--- Start ---

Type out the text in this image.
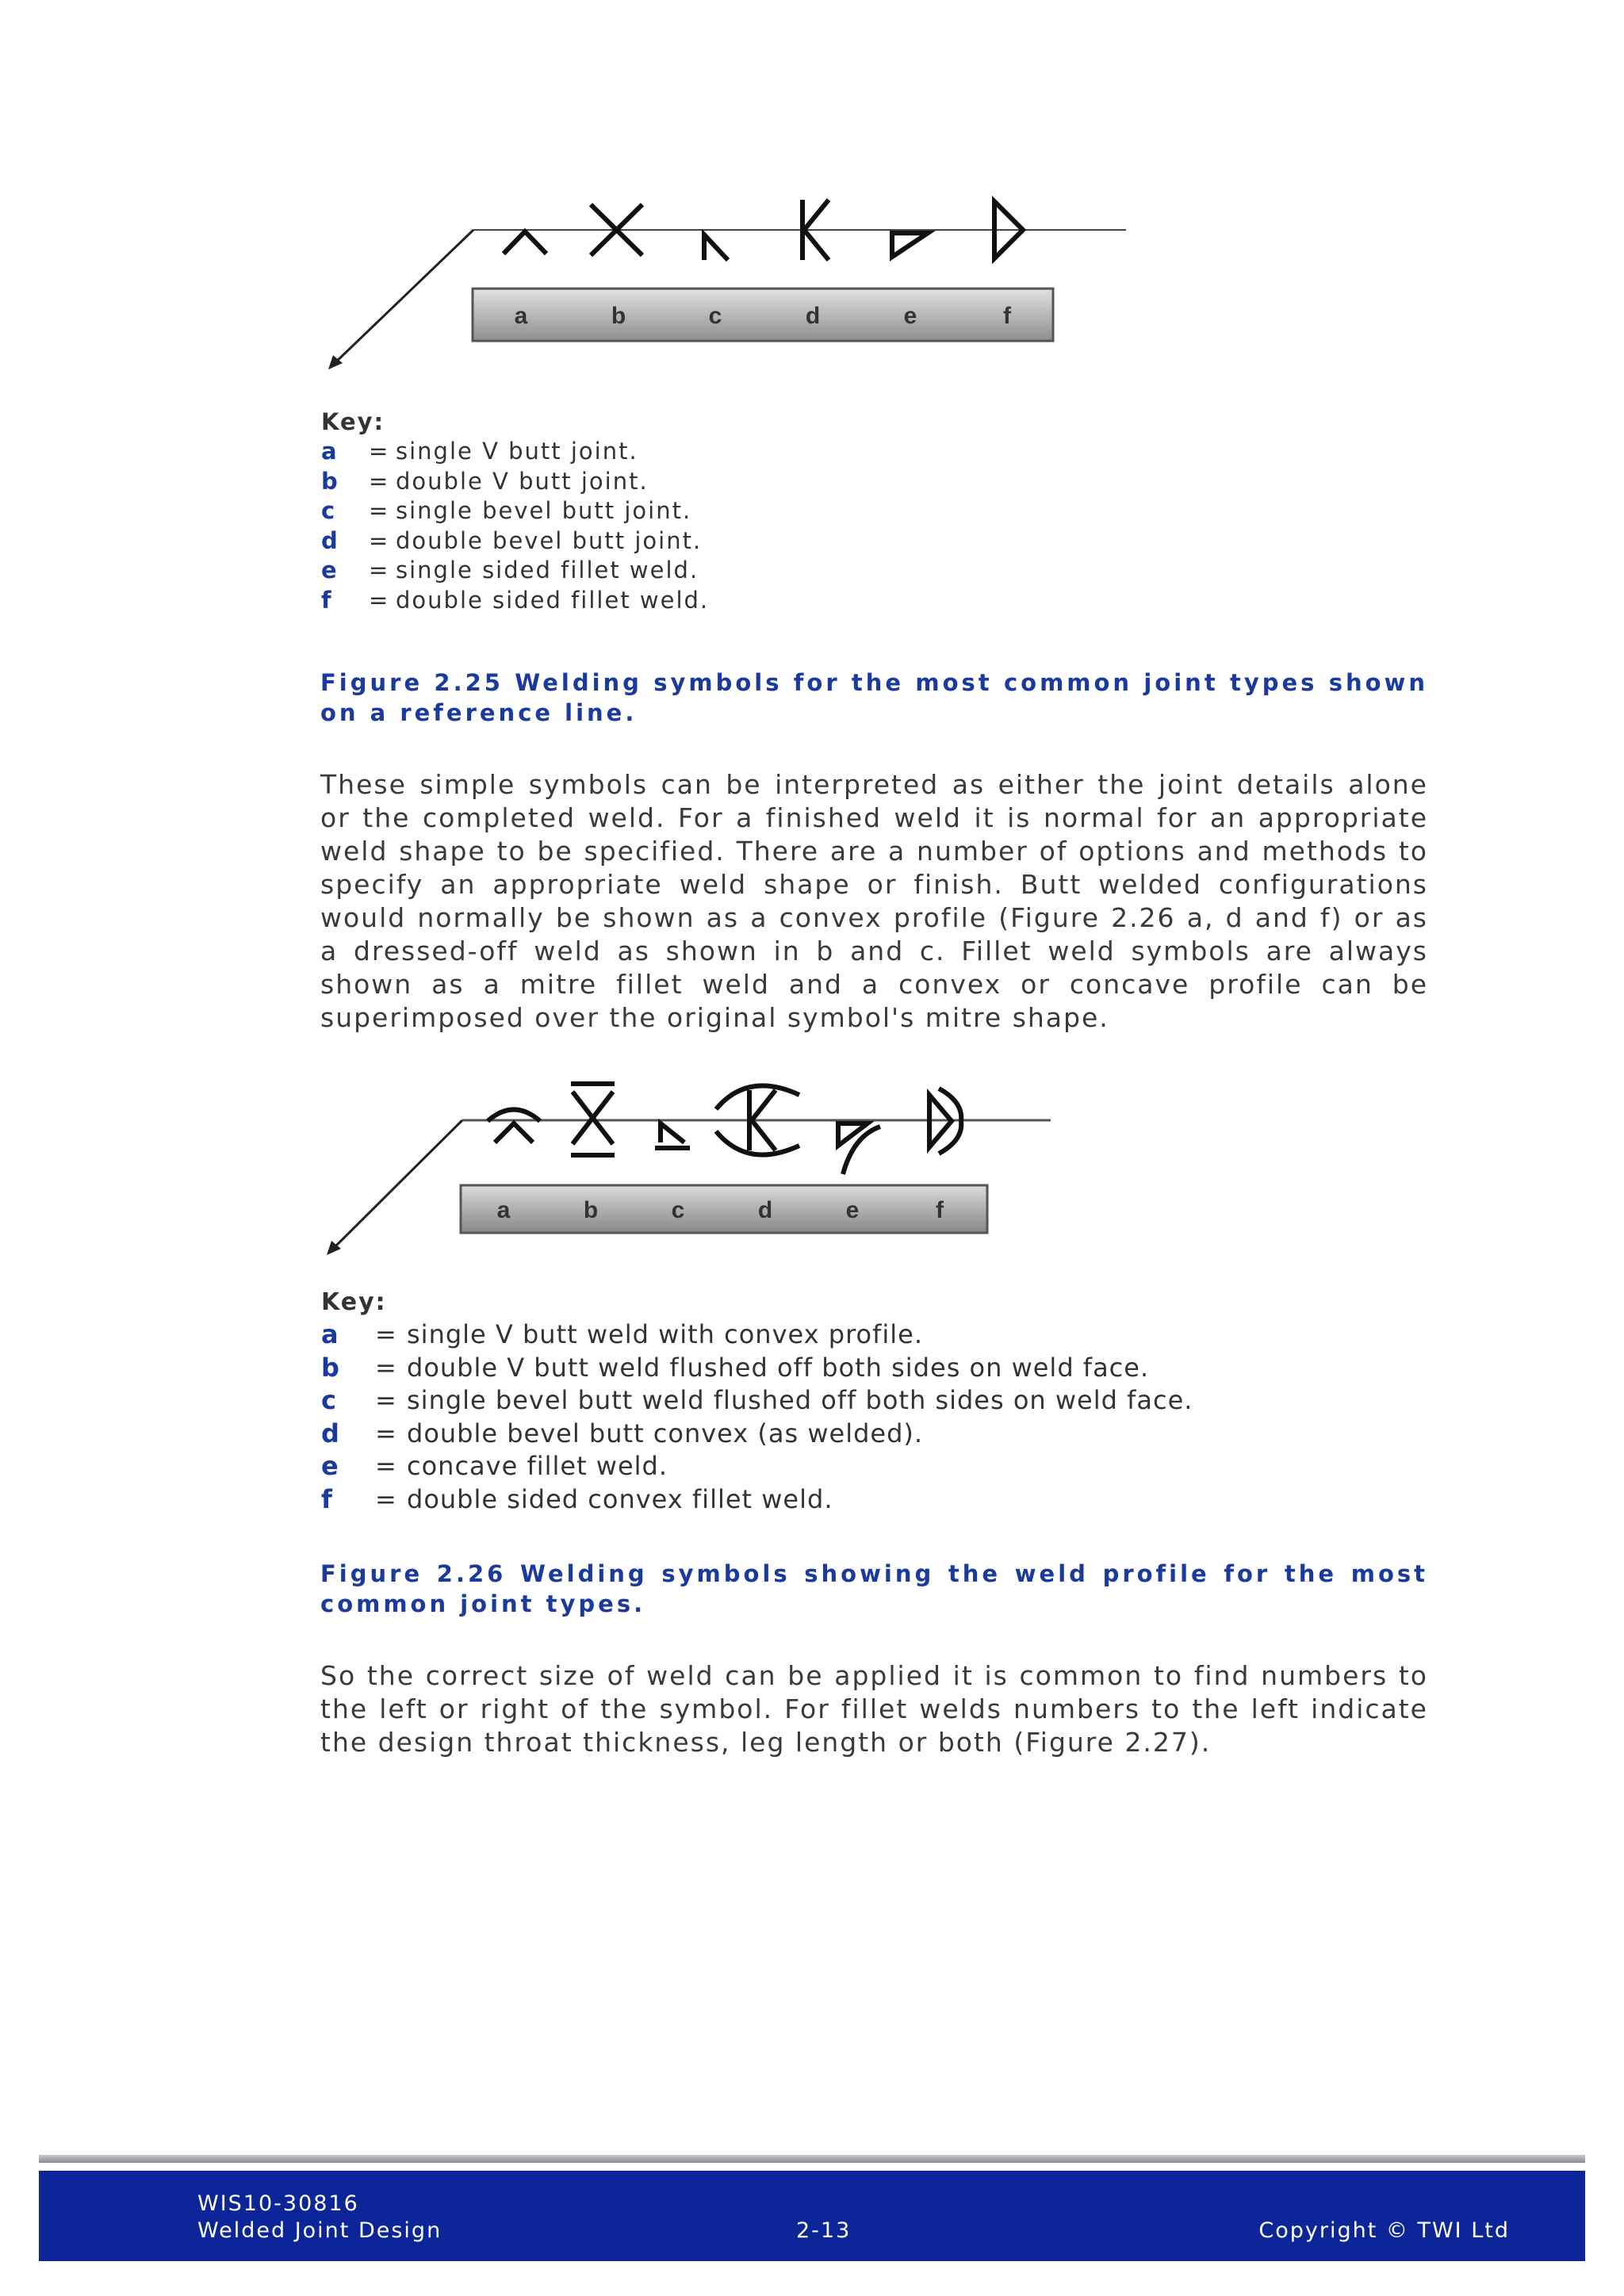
a	b	c	d	e	f
Key:
a	= single V butt joint.
b	= double V butt joint.
c	= single bevel butt joint.
d	= double bevel butt joint.
e	= single sided fillet weld.
f	= double sided fillet weld.

Figure 2.25 Welding symbols for the most common joint types shown on a reference line.

These simple symbols can be interpreted as either the joint details alone or the completed weld. For a finished weld it is normal for an appropriate weld shape to be specified. There are a number of options and methods to specify an appropriate weld shape or finish. Butt welded configurations would normally be shown as a convex profile (Figure 2.26 a, d and f) or as a dressed-off weld as shown in b and c. Fillet weld symbols are always shown as a mitre fillet weld and a convex or concave profile can be superimposed over the original symbol's mitre shape.

a	b	c	d	e	f
Key:
a	= single V butt weld with convex profile.
b	= double V butt weld flushed off both sides on weld face.
c	= single bevel butt weld flushed off both sides on weld face.
d	= double bevel butt convex (as welded).
e	= concave fillet weld.
f	= double sided convex fillet weld.

Figure 2.26 Welding symbols showing the weld profile for the most common joint types.

So the correct size of weld can be applied it is common to find numbers to the left or right of the symbol. For fillet welds numbers to the left indicate the design throat thickness, leg length or both (Figure 2.27).

WIS10-30816
Welded Joint Design	2-13	Copyright © TWI Ltd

--- End ---

AIM -
Select and copy every line from the records that includes the word "flushed".

EXERCISE ANSWER -
b	= double V butt weld flushed off both sides on weld face.
c	= single bevel butt weld flushed off both sides on weld face.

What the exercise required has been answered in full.